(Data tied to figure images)

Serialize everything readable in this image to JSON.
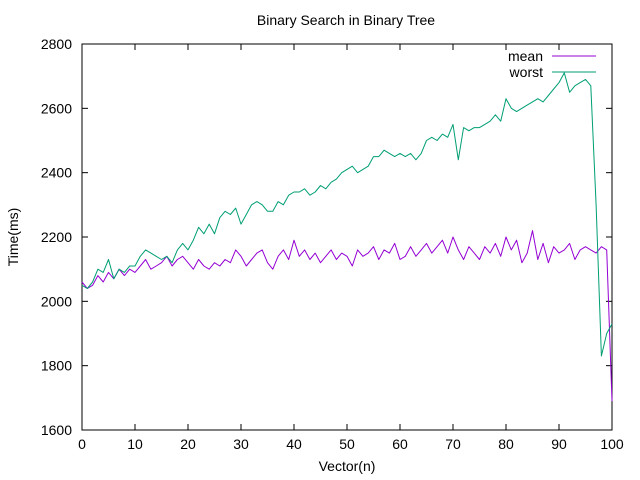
{
  "chart_data": {
    "type": "line",
    "title": "Binary Search in Binary Tree",
    "xlabel": "Vector(n)",
    "ylabel": "Time(ms)",
    "xlim": [
      0,
      100
    ],
    "ylim": [
      1600,
      2800
    ],
    "xticks": [
      0,
      10,
      20,
      30,
      40,
      50,
      60,
      70,
      80,
      90,
      100
    ],
    "yticks": [
      1600,
      1800,
      2000,
      2200,
      2400,
      2600,
      2800
    ],
    "grid": false,
    "legend": "top-right",
    "series": [
      {
        "name": "mean",
        "color": "#9400d3",
        "x": [
          0,
          1,
          2,
          3,
          4,
          5,
          6,
          7,
          8,
          9,
          10,
          11,
          12,
          13,
          14,
          15,
          16,
          17,
          18,
          19,
          20,
          21,
          22,
          23,
          24,
          25,
          26,
          27,
          28,
          29,
          30,
          31,
          32,
          33,
          34,
          35,
          36,
          37,
          38,
          39,
          40,
          41,
          42,
          43,
          44,
          45,
          46,
          47,
          48,
          49,
          50,
          51,
          52,
          53,
          54,
          55,
          56,
          57,
          58,
          59,
          60,
          61,
          62,
          63,
          64,
          65,
          66,
          67,
          68,
          69,
          70,
          71,
          72,
          73,
          74,
          75,
          76,
          77,
          78,
          79,
          80,
          81,
          82,
          83,
          84,
          85,
          86,
          87,
          88,
          89,
          90,
          91,
          92,
          93,
          94,
          95,
          96,
          97,
          98,
          99,
          100
        ],
        "y": [
          2060,
          2040,
          2050,
          2080,
          2060,
          2090,
          2070,
          2100,
          2080,
          2100,
          2090,
          2110,
          2130,
          2100,
          2110,
          2120,
          2140,
          2110,
          2130,
          2140,
          2120,
          2100,
          2130,
          2110,
          2100,
          2120,
          2110,
          2130,
          2120,
          2160,
          2140,
          2110,
          2130,
          2150,
          2160,
          2120,
          2100,
          2140,
          2160,
          2130,
          2190,
          2140,
          2160,
          2130,
          2150,
          2120,
          2140,
          2160,
          2130,
          2150,
          2140,
          2110,
          2160,
          2140,
          2150,
          2170,
          2130,
          2160,
          2150,
          2180,
          2130,
          2140,
          2170,
          2140,
          2160,
          2180,
          2150,
          2170,
          2190,
          2150,
          2200,
          2160,
          2130,
          2170,
          2150,
          2130,
          2170,
          2150,
          2180,
          2140,
          2200,
          2160,
          2190,
          2120,
          2150,
          2220,
          2130,
          2180,
          2120,
          2170,
          2150,
          2160,
          2180,
          2130,
          2160,
          2170,
          2160,
          2150,
          2170,
          2160,
          1690
        ]
      },
      {
        "name": "worst",
        "color": "#009e73",
        "x": [
          0,
          1,
          2,
          3,
          4,
          5,
          6,
          7,
          8,
          9,
          10,
          11,
          12,
          13,
          14,
          15,
          16,
          17,
          18,
          19,
          20,
          21,
          22,
          23,
          24,
          25,
          26,
          27,
          28,
          29,
          30,
          31,
          32,
          33,
          34,
          35,
          36,
          37,
          38,
          39,
          40,
          41,
          42,
          43,
          44,
          45,
          46,
          47,
          48,
          49,
          50,
          51,
          52,
          53,
          54,
          55,
          56,
          57,
          58,
          59,
          60,
          61,
          62,
          63,
          64,
          65,
          66,
          67,
          68,
          69,
          70,
          71,
          72,
          73,
          74,
          75,
          76,
          77,
          78,
          79,
          80,
          81,
          82,
          83,
          84,
          85,
          86,
          87,
          88,
          89,
          90,
          91,
          92,
          93,
          94,
          95,
          96,
          97,
          98,
          99,
          100
        ],
        "y": [
          2050,
          2040,
          2060,
          2100,
          2090,
          2130,
          2070,
          2100,
          2090,
          2110,
          2110,
          2140,
          2160,
          2150,
          2140,
          2130,
          2140,
          2120,
          2160,
          2180,
          2160,
          2190,
          2230,
          2210,
          2240,
          2210,
          2260,
          2280,
          2270,
          2290,
          2240,
          2270,
          2300,
          2310,
          2300,
          2280,
          2280,
          2310,
          2300,
          2330,
          2340,
          2340,
          2350,
          2330,
          2340,
          2360,
          2350,
          2370,
          2380,
          2400,
          2410,
          2420,
          2400,
          2410,
          2420,
          2450,
          2450,
          2470,
          2460,
          2450,
          2460,
          2450,
          2460,
          2440,
          2460,
          2500,
          2510,
          2500,
          2520,
          2510,
          2550,
          2440,
          2540,
          2530,
          2540,
          2540,
          2550,
          2560,
          2580,
          2560,
          2630,
          2600,
          2590,
          2600,
          2610,
          2620,
          2630,
          2620,
          2640,
          2660,
          2680,
          2710,
          2650,
          2670,
          2680,
          2690,
          2670,
          2300,
          1830,
          1900,
          1930
        ]
      }
    ]
  }
}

§ Prompt: Copy out each record shown above without alteration, skipping any picture.

§ Response to the exercise:
Serialize everything readable in this image to JSON.
{
  "chart_data": {
    "type": "line",
    "title": "Binary Search in Binary Tree",
    "xlabel": "Vector(n)",
    "ylabel": "Time(ms)",
    "xlim": [
      0,
      100
    ],
    "ylim": [
      1600,
      2800
    ],
    "xticks": [
      0,
      10,
      20,
      30,
      40,
      50,
      60,
      70,
      80,
      90,
      100
    ],
    "yticks": [
      1600,
      1800,
      2000,
      2200,
      2400,
      2600,
      2800
    ],
    "grid": false,
    "legend": "top-right",
    "series": [
      {
        "name": "mean",
        "color": "#9400d3",
        "x": [
          0,
          1,
          2,
          3,
          4,
          5,
          6,
          7,
          8,
          9,
          10,
          11,
          12,
          13,
          14,
          15,
          16,
          17,
          18,
          19,
          20,
          21,
          22,
          23,
          24,
          25,
          26,
          27,
          28,
          29,
          30,
          31,
          32,
          33,
          34,
          35,
          36,
          37,
          38,
          39,
          40,
          41,
          42,
          43,
          44,
          45,
          46,
          47,
          48,
          49,
          50,
          51,
          52,
          53,
          54,
          55,
          56,
          57,
          58,
          59,
          60,
          61,
          62,
          63,
          64,
          65,
          66,
          67,
          68,
          69,
          70,
          71,
          72,
          73,
          74,
          75,
          76,
          77,
          78,
          79,
          80,
          81,
          82,
          83,
          84,
          85,
          86,
          87,
          88,
          89,
          90,
          91,
          92,
          93,
          94,
          95,
          96,
          97,
          98,
          99,
          100
        ],
        "y": [
          2060,
          2040,
          2050,
          2080,
          2060,
          2090,
          2070,
          2100,
          2080,
          2100,
          2090,
          2110,
          2130,
          2100,
          2110,
          2120,
          2140,
          2110,
          2130,
          2140,
          2120,
          2100,
          2130,
          2110,
          2100,
          2120,
          2110,
          2130,
          2120,
          2160,
          2140,
          2110,
          2130,
          2150,
          2160,
          2120,
          2100,
          2140,
          2160,
          2130,
          2190,
          2140,
          2160,
          2130,
          2150,
          2120,
          2140,
          2160,
          2130,
          2150,
          2140,
          2110,
          2160,
          2140,
          2150,
          2170,
          2130,
          2160,
          2150,
          2180,
          2130,
          2140,
          2170,
          2140,
          2160,
          2180,
          2150,
          2170,
          2190,
          2150,
          2200,
          2160,
          2130,
          2170,
          2150,
          2130,
          2170,
          2150,
          2180,
          2140,
          2200,
          2160,
          2190,
          2120,
          2150,
          2220,
          2130,
          2180,
          2120,
          2170,
          2150,
          2160,
          2180,
          2130,
          2160,
          2170,
          2160,
          2150,
          2170,
          2160,
          1690
        ]
      },
      {
        "name": "worst",
        "color": "#009e73",
        "x": [
          0,
          1,
          2,
          3,
          4,
          5,
          6,
          7,
          8,
          9,
          10,
          11,
          12,
          13,
          14,
          15,
          16,
          17,
          18,
          19,
          20,
          21,
          22,
          23,
          24,
          25,
          26,
          27,
          28,
          29,
          30,
          31,
          32,
          33,
          34,
          35,
          36,
          37,
          38,
          39,
          40,
          41,
          42,
          43,
          44,
          45,
          46,
          47,
          48,
          49,
          50,
          51,
          52,
          53,
          54,
          55,
          56,
          57,
          58,
          59,
          60,
          61,
          62,
          63,
          64,
          65,
          66,
          67,
          68,
          69,
          70,
          71,
          72,
          73,
          74,
          75,
          76,
          77,
          78,
          79,
          80,
          81,
          82,
          83,
          84,
          85,
          86,
          87,
          88,
          89,
          90,
          91,
          92,
          93,
          94,
          95,
          96,
          97,
          98,
          99,
          100
        ],
        "y": [
          2050,
          2040,
          2060,
          2100,
          2090,
          2130,
          2070,
          2100,
          2090,
          2110,
          2110,
          2140,
          2160,
          2150,
          2140,
          2130,
          2140,
          2120,
          2160,
          2180,
          2160,
          2190,
          2230,
          2210,
          2240,
          2210,
          2260,
          2280,
          2270,
          2290,
          2240,
          2270,
          2300,
          2310,
          2300,
          2280,
          2280,
          2310,
          2300,
          2330,
          2340,
          2340,
          2350,
          2330,
          2340,
          2360,
          2350,
          2370,
          2380,
          2400,
          2410,
          2420,
          2400,
          2410,
          2420,
          2450,
          2450,
          2470,
          2460,
          2450,
          2460,
          2450,
          2460,
          2440,
          2460,
          2500,
          2510,
          2500,
          2520,
          2510,
          2550,
          2440,
          2540,
          2530,
          2540,
          2540,
          2550,
          2560,
          2580,
          2560,
          2630,
          2600,
          2590,
          2600,
          2610,
          2620,
          2630,
          2620,
          2640,
          2660,
          2680,
          2710,
          2650,
          2670,
          2680,
          2690,
          2670,
          2300,
          1830,
          1900,
          1930
        ]
      }
    ]
  }
}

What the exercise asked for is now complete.